Transcribe each record below word for word.

#### RECORDS FOR PROCESSING

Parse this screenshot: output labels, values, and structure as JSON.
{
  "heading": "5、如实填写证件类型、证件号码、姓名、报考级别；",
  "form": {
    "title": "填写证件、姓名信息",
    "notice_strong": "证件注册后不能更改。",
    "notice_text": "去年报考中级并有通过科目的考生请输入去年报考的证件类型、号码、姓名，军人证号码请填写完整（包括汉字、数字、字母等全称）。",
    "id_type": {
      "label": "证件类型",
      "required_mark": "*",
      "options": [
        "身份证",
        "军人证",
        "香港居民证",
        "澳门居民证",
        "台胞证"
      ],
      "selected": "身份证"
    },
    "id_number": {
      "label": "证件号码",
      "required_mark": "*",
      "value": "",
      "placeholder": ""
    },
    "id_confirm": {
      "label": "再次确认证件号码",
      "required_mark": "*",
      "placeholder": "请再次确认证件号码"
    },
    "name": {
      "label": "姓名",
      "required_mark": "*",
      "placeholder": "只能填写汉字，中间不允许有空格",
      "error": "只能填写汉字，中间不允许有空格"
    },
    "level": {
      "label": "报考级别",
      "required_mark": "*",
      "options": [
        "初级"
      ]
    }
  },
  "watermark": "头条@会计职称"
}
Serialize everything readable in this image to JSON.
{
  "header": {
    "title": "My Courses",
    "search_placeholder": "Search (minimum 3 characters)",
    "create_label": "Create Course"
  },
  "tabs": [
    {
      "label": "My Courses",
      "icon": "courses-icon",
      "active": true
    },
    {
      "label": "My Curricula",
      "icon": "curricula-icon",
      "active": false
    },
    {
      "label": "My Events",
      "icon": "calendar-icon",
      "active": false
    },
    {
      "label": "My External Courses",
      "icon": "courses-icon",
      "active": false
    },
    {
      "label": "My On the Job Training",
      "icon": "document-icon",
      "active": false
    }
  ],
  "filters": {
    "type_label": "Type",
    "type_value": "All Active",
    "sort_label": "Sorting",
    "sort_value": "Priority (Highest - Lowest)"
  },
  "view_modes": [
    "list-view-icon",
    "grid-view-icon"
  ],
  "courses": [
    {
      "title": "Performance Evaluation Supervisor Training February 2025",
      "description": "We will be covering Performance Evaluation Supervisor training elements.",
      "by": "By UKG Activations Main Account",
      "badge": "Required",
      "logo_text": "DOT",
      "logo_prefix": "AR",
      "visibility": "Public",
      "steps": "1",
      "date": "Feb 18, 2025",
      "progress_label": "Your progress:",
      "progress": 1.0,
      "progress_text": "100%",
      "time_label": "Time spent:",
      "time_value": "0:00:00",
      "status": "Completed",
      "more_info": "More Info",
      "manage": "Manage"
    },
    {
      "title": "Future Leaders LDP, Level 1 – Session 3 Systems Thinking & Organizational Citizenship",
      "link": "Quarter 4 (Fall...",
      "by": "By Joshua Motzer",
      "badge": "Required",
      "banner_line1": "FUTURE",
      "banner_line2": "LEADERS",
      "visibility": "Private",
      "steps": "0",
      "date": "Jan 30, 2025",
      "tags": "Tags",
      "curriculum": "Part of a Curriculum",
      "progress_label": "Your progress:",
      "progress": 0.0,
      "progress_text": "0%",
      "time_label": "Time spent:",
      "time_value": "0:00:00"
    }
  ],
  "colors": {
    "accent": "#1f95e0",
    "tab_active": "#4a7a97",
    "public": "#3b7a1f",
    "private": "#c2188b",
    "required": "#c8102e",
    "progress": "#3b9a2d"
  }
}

########

### [EXERCISE OUTPUT]
Parse this screenshot: output labels, values, and structure as JSON.
{
  "heading": "5、如实填写证件类型、证件号码、姓名、报考级别；",
  "form": {
    "title": "填写证件、姓名信息",
    "notice_strong": "证件注册后不能更改。",
    "notice_text": "去年报考中级并有通过科目的考生请输入去年报考的证件类型、号码、姓名，军人证号码请填写完整（包括汉字、数字、字母等全称）。",
    "id_type": {
      "label": "证件类型",
      "required_mark": "*",
      "options": [
        "身份证",
        "军人证",
        "香港居民证",
        "澳门居民证",
        "台胞证"
      ],
      "selected": "身份证"
    },
    "id_number": {
      "label": "证件号码",
      "required_mark": "*",
      "value": "",
      "placeholder": ""
    },
    "id_confirm": {
      "label": "再次确认证件号码",
      "required_mark": "*",
      "placeholder": "请再次确认证件号码"
    },
    "name": {
      "label": "姓名",
      "required_mark": "*",
      "placeholder": "只能填写汉字，中间不允许有空格",
      "error": "只能填写汉字，中间不允许有空格"
    },
    "level": {
      "label": "报考级别",
      "required_mark": "*",
      "options": [
        "初级"
      ]
    }
  },
  "watermark": "头条@会计职称"
}
Serialize everything readable in this image to JSON.
{
  "header": {
    "title": "My Courses",
    "search_placeholder": "Search (minimum 3 characters)",
    "create_label": "Create Course"
  },
  "tabs": [
    {
      "label": "My Courses",
      "icon": "courses-icon",
      "active": true
    },
    {
      "label": "My Curricula",
      "icon": "curricula-icon",
      "active": false
    },
    {
      "label": "My Events",
      "icon": "calendar-icon",
      "active": false
    },
    {
      "label": "My External Courses",
      "icon": "courses-icon",
      "active": false
    },
    {
      "label": "My On the Job Training",
      "icon": "document-icon",
      "active": false
    }
  ],
  "filters": {
    "type_label": "Type",
    "type_value": "All Active",
    "sort_label": "Sorting",
    "sort_value": "Priority (Highest - Lowest)"
  },
  "view_modes": [
    "list-view-icon",
    "grid-view-icon"
  ],
  "courses": [
    {
      "title": "Performance Evaluation Supervisor Training February 2025",
      "description": "We will be covering Performance Evaluation Supervisor training elements.",
      "by": "By UKG Activations Main Account",
      "badge": "Required",
      "logo_text": "DOT",
      "logo_prefix": "AR",
      "visibility": "Public",
      "steps": "1",
      "date": "Feb 18, 2025",
      "progress_label": "Your progress:",
      "progress": 1.0,
      "progress_text": "100%",
      "time_label": "Time spent:",
      "time_value": "0:00:00",
      "status": "Completed",
      "more_info": "More Info",
      "manage": "Manage"
    },
    {
      "title": "Future Leaders LDP, Level 1 – Session 3 Systems Thinking & Organizational Citizenship",
      "link": "Quarter 4 (Fall...",
      "by": "By Joshua Motzer",
      "badge": "Required",
      "banner_line1": "FUTURE",
      "banner_line2": "LEADERS",
      "visibility": "Private",
      "steps": "0",
      "date": "Jan 30, 2025",
      "tags": "Tags",
      "curriculum": "Part of a Curriculum",
      "progress_label": "Your progress:",
      "progress": 0.0,
      "progress_text": "0%",
      "time_label": "Time spent:",
      "time_value": "0:00:00"
    }
  ],
  "colors": {
    "accent": "#1f95e0",
    "tab_active": "#4a7a97",
    "public": "#3b7a1f",
    "private": "#c2188b",
    "required": "#c8102e",
    "progress": "#3b9a2d"
  }
}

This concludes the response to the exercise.